Fragmento para leer:
►

Comparaciones, contexto, giro cultural
Los Moriarti (Goenaga y Arregi) ya tienen una cartelera con películas que exploran el silencio, lo escondido, lo emocional. En Maspalomas amplían ese universo hacia la vejez, hacia cuerpos que los filmes “principales” rara vez miran.
El sesgo cultural —la presión social, el “qué dirán” en comunidades pequeñas o residencias cerradas— se asoma como estructura del relato. Incluso en esos espacios reducidos, el filme logra que sientas que el protagonista está asfixiándose lentamente. En lo formal, la dirección apuesta por la contención: encuadres sobrios, silencios que pesan, planos interiores donde los cuerpos se vuelven paisajes de memoria.
También me gustó que no rescate el cliché fácil de “horror de entrar al armario de nuevo”; en muchos momentos respeta la lentitud del rechazo, la ambivalencia de la identidad cuando se vuelve una herida.
Mi veredicto emocional
Salí con el corazón latiendo más lento, con preguntas y un eco persistente: ¿puede alguien “volver al armario” después de haber vivido libre? Más que un conflicto dramático, lo sentí como un espejo brutal de lo que aún ocurre: las personas mayores, los cuerpos menos visibilizados, merecen contar su periplo, su deseo, su dolor.

◄

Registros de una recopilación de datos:
►

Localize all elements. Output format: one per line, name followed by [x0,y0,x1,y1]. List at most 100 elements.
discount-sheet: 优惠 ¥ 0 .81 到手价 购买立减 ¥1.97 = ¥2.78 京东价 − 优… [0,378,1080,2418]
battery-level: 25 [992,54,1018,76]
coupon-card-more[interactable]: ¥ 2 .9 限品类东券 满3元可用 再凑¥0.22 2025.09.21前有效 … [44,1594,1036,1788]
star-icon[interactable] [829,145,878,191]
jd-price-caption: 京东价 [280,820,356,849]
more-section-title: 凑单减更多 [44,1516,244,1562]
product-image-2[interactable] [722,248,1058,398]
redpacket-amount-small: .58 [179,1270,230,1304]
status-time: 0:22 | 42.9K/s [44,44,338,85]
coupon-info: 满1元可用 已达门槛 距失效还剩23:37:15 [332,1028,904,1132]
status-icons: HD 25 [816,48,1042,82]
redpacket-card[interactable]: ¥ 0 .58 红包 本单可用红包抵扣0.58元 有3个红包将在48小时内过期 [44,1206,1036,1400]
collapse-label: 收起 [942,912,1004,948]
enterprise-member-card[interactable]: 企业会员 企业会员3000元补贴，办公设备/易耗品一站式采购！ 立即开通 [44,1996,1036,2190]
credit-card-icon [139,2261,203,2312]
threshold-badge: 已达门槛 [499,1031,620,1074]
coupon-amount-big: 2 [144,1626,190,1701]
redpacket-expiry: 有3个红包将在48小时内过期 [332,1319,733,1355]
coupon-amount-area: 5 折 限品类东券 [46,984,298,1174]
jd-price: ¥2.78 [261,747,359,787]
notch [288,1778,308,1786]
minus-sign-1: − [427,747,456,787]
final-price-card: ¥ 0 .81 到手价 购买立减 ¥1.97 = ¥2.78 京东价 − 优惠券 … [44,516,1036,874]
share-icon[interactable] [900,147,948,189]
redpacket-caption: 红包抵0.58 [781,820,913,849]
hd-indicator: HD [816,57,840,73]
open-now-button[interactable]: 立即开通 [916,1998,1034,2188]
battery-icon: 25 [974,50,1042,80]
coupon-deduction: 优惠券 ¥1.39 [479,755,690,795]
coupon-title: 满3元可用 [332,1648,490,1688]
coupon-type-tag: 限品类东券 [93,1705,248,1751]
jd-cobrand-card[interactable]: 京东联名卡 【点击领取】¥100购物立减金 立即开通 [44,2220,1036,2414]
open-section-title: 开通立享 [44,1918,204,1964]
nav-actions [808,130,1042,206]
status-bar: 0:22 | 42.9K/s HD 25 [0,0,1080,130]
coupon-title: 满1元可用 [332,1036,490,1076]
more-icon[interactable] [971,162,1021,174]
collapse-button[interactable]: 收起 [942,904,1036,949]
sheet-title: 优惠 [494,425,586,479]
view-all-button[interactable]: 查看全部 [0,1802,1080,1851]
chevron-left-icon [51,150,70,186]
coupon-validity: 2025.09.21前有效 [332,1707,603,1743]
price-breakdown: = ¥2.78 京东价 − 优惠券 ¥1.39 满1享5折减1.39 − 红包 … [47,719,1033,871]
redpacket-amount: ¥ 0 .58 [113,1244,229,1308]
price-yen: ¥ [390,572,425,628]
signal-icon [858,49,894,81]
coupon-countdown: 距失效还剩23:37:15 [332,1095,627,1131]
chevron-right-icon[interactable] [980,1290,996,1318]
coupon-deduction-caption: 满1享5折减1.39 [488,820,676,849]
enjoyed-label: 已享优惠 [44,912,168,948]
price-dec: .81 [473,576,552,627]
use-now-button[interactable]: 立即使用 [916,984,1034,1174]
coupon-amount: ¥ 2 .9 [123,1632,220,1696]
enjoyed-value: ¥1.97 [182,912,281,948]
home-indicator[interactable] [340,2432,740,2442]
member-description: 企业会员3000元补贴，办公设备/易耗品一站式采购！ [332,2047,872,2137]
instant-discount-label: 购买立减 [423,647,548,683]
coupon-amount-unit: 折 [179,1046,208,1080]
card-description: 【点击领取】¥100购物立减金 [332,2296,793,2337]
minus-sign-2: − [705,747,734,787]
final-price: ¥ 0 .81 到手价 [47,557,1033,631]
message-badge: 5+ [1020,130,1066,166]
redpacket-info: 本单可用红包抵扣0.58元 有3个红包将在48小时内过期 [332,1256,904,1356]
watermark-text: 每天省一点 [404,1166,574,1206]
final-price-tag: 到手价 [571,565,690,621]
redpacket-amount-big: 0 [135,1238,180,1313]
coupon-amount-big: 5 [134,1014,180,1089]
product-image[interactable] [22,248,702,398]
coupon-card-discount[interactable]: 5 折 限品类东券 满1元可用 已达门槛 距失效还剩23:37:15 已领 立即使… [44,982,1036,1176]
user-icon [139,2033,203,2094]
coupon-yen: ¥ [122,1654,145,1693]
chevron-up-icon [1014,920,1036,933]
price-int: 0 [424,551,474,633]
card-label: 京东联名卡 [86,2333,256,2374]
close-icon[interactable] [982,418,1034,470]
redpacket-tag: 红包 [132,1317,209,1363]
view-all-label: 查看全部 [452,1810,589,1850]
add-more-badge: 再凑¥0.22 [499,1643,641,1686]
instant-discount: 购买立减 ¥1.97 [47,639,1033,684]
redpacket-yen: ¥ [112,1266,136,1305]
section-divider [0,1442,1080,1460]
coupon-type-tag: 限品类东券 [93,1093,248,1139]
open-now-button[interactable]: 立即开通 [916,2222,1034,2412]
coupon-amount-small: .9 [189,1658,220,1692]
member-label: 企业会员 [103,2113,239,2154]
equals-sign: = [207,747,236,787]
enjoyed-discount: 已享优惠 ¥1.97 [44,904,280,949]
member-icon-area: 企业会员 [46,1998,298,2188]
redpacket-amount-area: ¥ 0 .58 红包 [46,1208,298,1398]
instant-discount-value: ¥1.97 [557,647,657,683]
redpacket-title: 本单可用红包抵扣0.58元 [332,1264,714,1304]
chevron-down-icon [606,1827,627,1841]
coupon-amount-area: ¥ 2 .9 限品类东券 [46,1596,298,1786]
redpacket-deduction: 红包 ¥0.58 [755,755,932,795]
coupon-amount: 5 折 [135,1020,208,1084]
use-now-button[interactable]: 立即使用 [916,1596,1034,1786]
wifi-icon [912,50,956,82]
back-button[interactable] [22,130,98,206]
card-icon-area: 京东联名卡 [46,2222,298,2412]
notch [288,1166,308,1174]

◄

Conjunto de tareas:
a – Según la reseña, ¿por qué apuesta la dirección en lo formal?
b – Enumera todos los recursos formales que, según la reseña, concretan la contención de la dirección.
c – Copia literalmente un pasaje de la reseña. Empieza en las palabras que contienen "Comparaciones, contexto, giro" y termina después de "paisajes de memoria.".

Lista de respuestas:
a – Por la contención.

b –
- Encuadres sobrios
- Silencios que pesan
- Planos interiores donde los cuerpos se vuelven paisajes de memoria

c –
Comparaciones, contexto, giro cultural
Los Moriarti (Goenaga y Arregi) ya tienen una cartelera con películas que exploran el silencio, lo escondido, lo emocional. En Maspalomas amplían ese universo hacia la vejez, hacia cuerpos que los filmes “principales” rara vez miran.
El sesgo cultural —la presión social, el “qué dirán” en comunidades pequeñas o residencias cerradas— se asoma como estructura del relato. Incluso en esos espacios reducidos, el filme logra que sientas que el protagonista está asfixiándose lentamente. En lo formal, la dirección apuesta por la contención: encuadres sobrios, silencios que pesan, planos interiores donde los cuerpos se vuelven paisajes de memoria.